▸ Job: Copy out each line exactly as it appears.

***** Raw data *****

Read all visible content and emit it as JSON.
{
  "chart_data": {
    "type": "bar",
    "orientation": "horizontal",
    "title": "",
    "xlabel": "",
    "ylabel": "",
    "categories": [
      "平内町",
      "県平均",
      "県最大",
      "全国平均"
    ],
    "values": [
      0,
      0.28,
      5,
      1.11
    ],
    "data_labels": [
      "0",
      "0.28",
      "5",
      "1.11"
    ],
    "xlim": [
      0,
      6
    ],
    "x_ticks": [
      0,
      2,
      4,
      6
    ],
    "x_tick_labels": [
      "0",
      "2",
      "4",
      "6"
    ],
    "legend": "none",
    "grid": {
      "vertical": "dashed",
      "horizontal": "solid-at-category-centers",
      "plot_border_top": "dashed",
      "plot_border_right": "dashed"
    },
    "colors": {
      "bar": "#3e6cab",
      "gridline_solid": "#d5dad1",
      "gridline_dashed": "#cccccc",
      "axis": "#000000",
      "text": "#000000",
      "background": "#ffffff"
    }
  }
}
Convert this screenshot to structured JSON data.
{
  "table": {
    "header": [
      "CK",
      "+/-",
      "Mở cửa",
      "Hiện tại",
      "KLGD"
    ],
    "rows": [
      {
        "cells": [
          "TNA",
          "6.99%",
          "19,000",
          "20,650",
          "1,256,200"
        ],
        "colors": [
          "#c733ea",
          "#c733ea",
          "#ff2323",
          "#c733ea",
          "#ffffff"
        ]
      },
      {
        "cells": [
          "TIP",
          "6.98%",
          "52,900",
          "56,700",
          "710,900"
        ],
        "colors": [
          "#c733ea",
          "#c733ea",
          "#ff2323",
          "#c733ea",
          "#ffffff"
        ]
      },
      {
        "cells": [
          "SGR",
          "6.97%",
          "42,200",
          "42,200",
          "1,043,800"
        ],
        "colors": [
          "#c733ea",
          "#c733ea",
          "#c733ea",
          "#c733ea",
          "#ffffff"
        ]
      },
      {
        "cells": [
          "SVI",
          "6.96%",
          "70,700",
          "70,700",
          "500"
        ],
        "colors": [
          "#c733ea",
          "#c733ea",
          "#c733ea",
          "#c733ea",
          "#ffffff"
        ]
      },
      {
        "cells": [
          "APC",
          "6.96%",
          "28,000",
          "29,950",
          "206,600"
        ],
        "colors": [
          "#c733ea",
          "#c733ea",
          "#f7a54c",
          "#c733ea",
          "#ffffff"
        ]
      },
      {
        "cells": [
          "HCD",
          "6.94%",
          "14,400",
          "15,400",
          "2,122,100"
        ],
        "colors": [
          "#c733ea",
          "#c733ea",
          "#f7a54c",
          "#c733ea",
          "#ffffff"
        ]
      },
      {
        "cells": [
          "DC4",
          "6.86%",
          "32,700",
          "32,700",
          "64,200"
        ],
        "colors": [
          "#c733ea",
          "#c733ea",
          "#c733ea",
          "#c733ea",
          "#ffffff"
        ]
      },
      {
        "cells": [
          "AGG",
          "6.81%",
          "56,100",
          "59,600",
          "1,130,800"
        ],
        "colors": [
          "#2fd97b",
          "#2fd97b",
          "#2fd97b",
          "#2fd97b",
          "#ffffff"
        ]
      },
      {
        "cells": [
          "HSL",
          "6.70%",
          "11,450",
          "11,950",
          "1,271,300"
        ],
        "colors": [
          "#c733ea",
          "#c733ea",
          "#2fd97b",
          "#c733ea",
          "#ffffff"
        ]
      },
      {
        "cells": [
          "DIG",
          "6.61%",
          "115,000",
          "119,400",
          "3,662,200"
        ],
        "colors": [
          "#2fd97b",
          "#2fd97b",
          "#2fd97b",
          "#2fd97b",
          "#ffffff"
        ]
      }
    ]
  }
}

*****

▸ Result of this exercise:
Read all visible content and emit it as JSON.
{
  "chart_data": {
    "type": "bar",
    "orientation": "horizontal",
    "title": "",
    "xlabel": "",
    "ylabel": "",
    "categories": [
      "平内町",
      "県平均",
      "県最大",
      "全国平均"
    ],
    "values": [
      0,
      0.28,
      5,
      1.11
    ],
    "data_labels": [
      "0",
      "0.28",
      "5",
      "1.11"
    ],
    "xlim": [
      0,
      6
    ],
    "x_ticks": [
      0,
      2,
      4,
      6
    ],
    "x_tick_labels": [
      "0",
      "2",
      "4",
      "6"
    ],
    "legend": "none",
    "grid": {
      "vertical": "dashed",
      "horizontal": "solid-at-category-centers",
      "plot_border_top": "dashed",
      "plot_border_right": "dashed"
    },
    "colors": {
      "bar": "#3e6cab",
      "gridline_solid": "#d5dad1",
      "gridline_dashed": "#cccccc",
      "axis": "#000000",
      "text": "#000000",
      "background": "#ffffff"
    }
  }
}
Convert this screenshot to structured JSON data.
{
  "table": {
    "header": [
      "CK",
      "+/-",
      "Mở cửa",
      "Hiện tại",
      "KLGD"
    ],
    "rows": [
      {
        "cells": [
          "TNA",
          "6.99%",
          "19,000",
          "20,650",
          "1,256,200"
        ],
        "colors": [
          "#c733ea",
          "#c733ea",
          "#ff2323",
          "#c733ea",
          "#ffffff"
        ]
      },
      {
        "cells": [
          "TIP",
          "6.98%",
          "52,900",
          "56,700",
          "710,900"
        ],
        "colors": [
          "#c733ea",
          "#c733ea",
          "#ff2323",
          "#c733ea",
          "#ffffff"
        ]
      },
      {
        "cells": [
          "SGR",
          "6.97%",
          "42,200",
          "42,200",
          "1,043,800"
        ],
        "colors": [
          "#c733ea",
          "#c733ea",
          "#c733ea",
          "#c733ea",
          "#ffffff"
        ]
      },
      {
        "cells": [
          "SVI",
          "6.96%",
          "70,700",
          "70,700",
          "500"
        ],
        "colors": [
          "#c733ea",
          "#c733ea",
          "#c733ea",
          "#c733ea",
          "#ffffff"
        ]
      },
      {
        "cells": [
          "APC",
          "6.96%",
          "28,000",
          "29,950",
          "206,600"
        ],
        "colors": [
          "#c733ea",
          "#c733ea",
          "#f7a54c",
          "#c733ea",
          "#ffffff"
        ]
      },
      {
        "cells": [
          "HCD",
          "6.94%",
          "14,400",
          "15,400",
          "2,122,100"
        ],
        "colors": [
          "#c733ea",
          "#c733ea",
          "#f7a54c",
          "#c733ea",
          "#ffffff"
        ]
      },
      {
        "cells": [
          "DC4",
          "6.86%",
          "32,700",
          "32,700",
          "64,200"
        ],
        "colors": [
          "#c733ea",
          "#c733ea",
          "#c733ea",
          "#c733ea",
          "#ffffff"
        ]
      },
      {
        "cells": [
          "AGG",
          "6.81%",
          "56,100",
          "59,600",
          "1,130,800"
        ],
        "colors": [
          "#2fd97b",
          "#2fd97b",
          "#2fd97b",
          "#2fd97b",
          "#ffffff"
        ]
      },
      {
        "cells": [
          "HSL",
          "6.70%",
          "11,450",
          "11,950",
          "1,271,300"
        ],
        "colors": [
          "#c733ea",
          "#c733ea",
          "#2fd97b",
          "#c733ea",
          "#ffffff"
        ]
      },
      {
        "cells": [
          "DIG",
          "6.61%",
          "115,000",
          "119,400",
          "3,662,200"
        ],
        "colors": [
          "#2fd97b",
          "#2fd97b",
          "#2fd97b",
          "#2fd97b",
          "#ffffff"
        ]
      }
    ]
  }
}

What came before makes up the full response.